- What you should do -
Gather all lines in the data that hold the string "iemands".

===

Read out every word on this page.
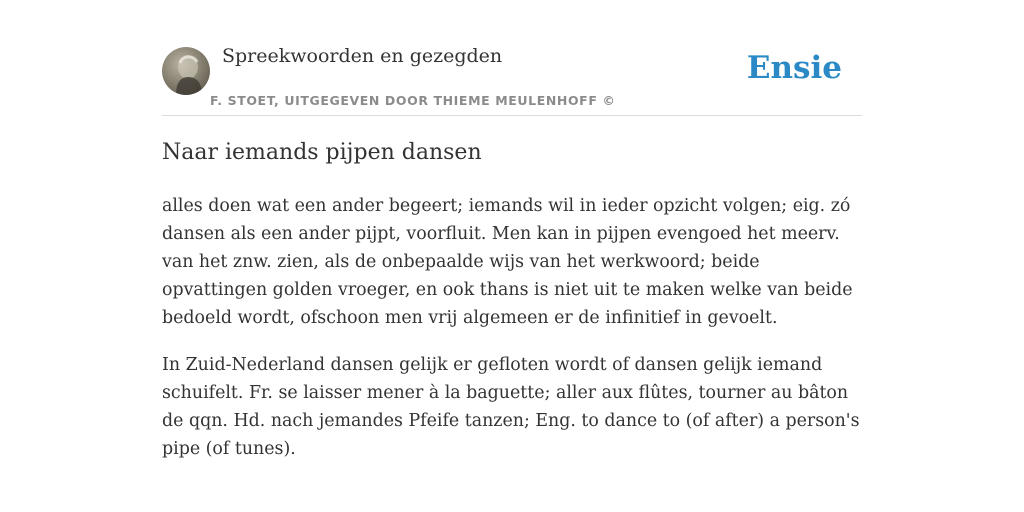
Spreekwoorden en gezegden
F. STOET, UITGEGEVEN DOOR THIEME MEULENHOFF ©
Ensie
Naar iemands pijpen dansen

alles doen wat een ander begeert; iemands wil in ieder opzicht volgen; eig. zó dansen als een ander pijpt, voorfluit. Men kan in pijpen evengoed het meerv. van het znw. zien, als de onbepaalde wijs van het werkwoord; beide opvattingen golden vroeger, en ook thans is niet uit te maken welke van beide bedoeld wordt, ofschoon men vrij algemeen er de infinitief in gevoelt.

In Zuid-Nederland dansen gelijk er gefloten wordt of dansen gelijk iemand schuifelt. Fr. se laisser mener à la baguette; aller aux flûtes, tourner au bâton de qqn. Hd. nach jemandes Pfeife tanzen; Eng. to dance to (of after) a person's pipe (of tunes).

===

- Correct output -
Naar iemands pijpen dansen
alles doen wat een ander begeert; iemands wil in ieder opzicht volgen; eig. zó dansen als een ander pijpt, voorfluit. Men kan in pijpen evengoed het meerv. van het znw. zien, als de onbepaalde wijs van het werkwoord; beide opvattingen golden vroeger, en ook thans is niet uit te maken welke van beide bedoeld wordt, ofschoon men vrij algemeen er de infinitief in gevoelt.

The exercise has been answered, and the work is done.